▶ **Problem description**: Within the material below, find each line bearing the word "data" and present it.

▶ **Stored records**:
☆ ☆ ☆

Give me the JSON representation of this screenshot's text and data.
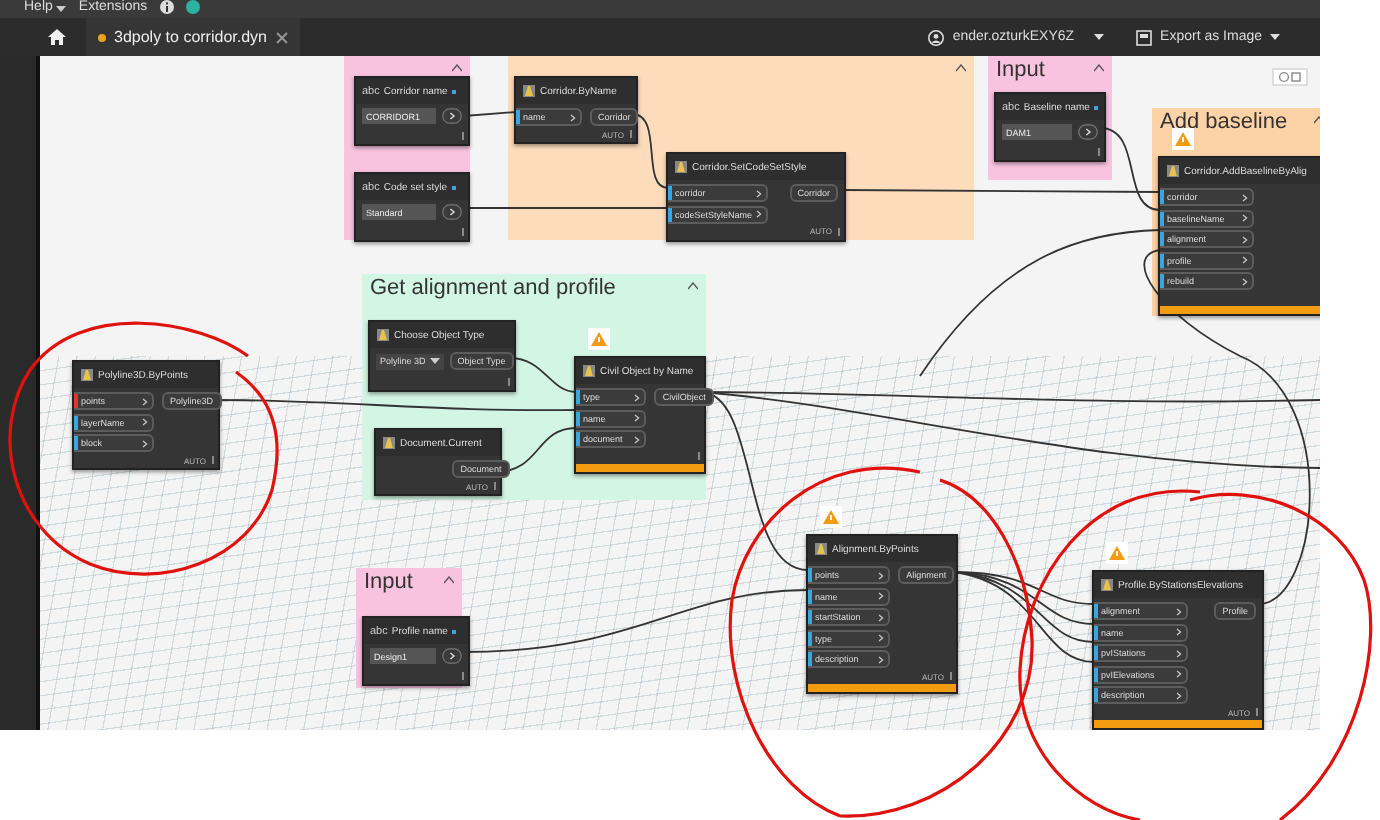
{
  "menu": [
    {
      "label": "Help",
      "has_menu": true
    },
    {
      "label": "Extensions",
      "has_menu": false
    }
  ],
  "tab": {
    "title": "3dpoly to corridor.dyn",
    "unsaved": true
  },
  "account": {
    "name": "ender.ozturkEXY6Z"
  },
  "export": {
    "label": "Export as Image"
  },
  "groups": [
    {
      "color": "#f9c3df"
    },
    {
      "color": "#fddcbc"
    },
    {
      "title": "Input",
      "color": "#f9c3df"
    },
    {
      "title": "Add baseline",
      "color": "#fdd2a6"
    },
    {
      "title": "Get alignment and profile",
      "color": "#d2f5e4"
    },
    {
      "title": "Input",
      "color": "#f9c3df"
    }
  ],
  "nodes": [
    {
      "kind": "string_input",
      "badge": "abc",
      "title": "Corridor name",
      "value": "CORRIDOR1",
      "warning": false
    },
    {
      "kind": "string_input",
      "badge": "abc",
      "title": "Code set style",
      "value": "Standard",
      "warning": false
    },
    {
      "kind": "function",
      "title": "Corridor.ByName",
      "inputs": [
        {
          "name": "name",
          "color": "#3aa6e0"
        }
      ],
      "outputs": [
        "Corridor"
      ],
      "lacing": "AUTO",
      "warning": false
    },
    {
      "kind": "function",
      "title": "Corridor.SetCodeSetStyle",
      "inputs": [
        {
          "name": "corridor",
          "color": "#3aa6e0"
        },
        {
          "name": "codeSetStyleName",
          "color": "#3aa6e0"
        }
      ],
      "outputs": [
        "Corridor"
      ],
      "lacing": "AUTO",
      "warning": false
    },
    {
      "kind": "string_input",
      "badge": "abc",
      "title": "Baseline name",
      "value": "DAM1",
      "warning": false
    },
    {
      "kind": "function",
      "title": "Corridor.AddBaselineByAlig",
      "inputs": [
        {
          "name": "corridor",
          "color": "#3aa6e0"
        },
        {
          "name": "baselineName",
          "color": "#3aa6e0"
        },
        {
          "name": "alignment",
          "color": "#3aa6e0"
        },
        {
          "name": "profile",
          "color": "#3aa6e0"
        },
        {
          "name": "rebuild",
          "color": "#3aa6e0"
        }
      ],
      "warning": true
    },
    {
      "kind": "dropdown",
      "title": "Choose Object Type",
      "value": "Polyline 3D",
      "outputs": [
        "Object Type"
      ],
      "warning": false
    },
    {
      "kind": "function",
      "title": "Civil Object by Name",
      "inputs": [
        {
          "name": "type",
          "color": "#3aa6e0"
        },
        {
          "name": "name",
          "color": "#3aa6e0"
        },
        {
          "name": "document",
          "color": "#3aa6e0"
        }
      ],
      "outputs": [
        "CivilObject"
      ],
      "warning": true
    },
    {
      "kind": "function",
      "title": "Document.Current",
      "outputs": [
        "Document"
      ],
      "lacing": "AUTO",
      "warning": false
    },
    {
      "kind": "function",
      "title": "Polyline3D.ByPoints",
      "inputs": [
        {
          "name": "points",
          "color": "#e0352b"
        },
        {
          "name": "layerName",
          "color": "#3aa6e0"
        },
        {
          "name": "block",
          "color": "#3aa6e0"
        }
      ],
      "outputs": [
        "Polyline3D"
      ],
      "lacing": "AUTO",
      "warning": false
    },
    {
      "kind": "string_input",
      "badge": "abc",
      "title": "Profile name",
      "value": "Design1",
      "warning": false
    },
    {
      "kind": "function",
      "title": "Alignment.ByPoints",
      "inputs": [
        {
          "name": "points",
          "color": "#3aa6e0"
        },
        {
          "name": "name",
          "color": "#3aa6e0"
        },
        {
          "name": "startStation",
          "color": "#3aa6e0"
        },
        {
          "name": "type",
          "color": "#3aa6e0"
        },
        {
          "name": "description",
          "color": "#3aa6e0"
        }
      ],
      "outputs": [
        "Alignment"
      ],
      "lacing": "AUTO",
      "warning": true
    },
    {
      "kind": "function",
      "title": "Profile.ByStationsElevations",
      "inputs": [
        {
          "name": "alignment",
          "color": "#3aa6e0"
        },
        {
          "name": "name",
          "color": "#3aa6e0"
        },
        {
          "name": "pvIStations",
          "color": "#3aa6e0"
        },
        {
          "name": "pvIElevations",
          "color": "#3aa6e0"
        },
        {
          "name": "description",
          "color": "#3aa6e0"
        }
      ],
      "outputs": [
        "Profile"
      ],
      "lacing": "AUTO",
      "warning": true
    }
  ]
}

☆ ☆ ☆

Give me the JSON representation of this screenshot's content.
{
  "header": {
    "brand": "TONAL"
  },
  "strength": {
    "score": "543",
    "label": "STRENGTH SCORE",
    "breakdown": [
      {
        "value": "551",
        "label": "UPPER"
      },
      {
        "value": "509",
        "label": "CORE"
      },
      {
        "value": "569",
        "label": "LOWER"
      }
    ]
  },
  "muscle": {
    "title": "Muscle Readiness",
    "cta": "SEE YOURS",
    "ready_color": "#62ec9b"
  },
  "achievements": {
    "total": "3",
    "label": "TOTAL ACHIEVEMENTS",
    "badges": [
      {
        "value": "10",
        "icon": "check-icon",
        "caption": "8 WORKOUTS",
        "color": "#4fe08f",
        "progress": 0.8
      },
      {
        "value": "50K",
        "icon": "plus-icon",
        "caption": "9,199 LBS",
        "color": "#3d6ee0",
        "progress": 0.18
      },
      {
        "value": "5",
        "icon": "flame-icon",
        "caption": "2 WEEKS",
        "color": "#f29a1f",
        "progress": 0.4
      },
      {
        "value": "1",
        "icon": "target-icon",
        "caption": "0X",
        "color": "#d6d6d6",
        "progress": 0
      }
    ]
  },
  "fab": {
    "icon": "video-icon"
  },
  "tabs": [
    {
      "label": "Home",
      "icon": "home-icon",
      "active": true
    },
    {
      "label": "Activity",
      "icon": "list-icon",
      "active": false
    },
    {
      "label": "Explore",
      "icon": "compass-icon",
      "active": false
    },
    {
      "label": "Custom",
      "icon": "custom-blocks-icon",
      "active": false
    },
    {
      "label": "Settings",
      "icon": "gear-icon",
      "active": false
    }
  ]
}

☆ ☆ ☆

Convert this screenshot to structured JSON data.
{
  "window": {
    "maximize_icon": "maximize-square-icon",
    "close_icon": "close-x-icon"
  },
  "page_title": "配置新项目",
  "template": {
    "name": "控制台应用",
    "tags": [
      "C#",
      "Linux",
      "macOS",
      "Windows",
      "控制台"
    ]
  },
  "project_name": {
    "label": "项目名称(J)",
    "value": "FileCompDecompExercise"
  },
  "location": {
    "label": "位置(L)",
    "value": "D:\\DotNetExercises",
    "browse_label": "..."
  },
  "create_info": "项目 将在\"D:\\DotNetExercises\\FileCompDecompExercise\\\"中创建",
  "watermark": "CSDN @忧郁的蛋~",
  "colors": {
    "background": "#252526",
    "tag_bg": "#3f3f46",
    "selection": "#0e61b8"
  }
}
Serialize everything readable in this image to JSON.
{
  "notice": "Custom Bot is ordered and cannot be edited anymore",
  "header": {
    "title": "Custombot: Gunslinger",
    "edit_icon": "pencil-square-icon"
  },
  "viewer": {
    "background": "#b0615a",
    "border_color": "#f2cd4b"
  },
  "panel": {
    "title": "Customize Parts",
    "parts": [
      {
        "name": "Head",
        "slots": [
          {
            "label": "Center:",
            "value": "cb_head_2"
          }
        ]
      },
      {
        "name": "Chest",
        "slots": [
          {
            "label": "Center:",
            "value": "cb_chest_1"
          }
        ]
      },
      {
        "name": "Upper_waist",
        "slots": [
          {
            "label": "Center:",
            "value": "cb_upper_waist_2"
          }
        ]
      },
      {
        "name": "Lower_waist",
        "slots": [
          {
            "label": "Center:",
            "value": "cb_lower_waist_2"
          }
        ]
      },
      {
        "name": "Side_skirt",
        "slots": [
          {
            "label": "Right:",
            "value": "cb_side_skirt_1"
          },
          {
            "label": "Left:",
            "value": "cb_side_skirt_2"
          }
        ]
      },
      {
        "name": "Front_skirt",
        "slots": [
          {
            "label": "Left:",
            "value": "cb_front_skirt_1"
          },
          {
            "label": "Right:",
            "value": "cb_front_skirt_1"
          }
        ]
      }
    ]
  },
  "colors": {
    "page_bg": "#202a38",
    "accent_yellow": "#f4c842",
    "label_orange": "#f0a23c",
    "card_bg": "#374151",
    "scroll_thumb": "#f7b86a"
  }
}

☆ ☆ ☆

▶ **Final result**:
Give me the JSON representation of this screenshot's text and data.
Convert this screenshot to structured JSON data.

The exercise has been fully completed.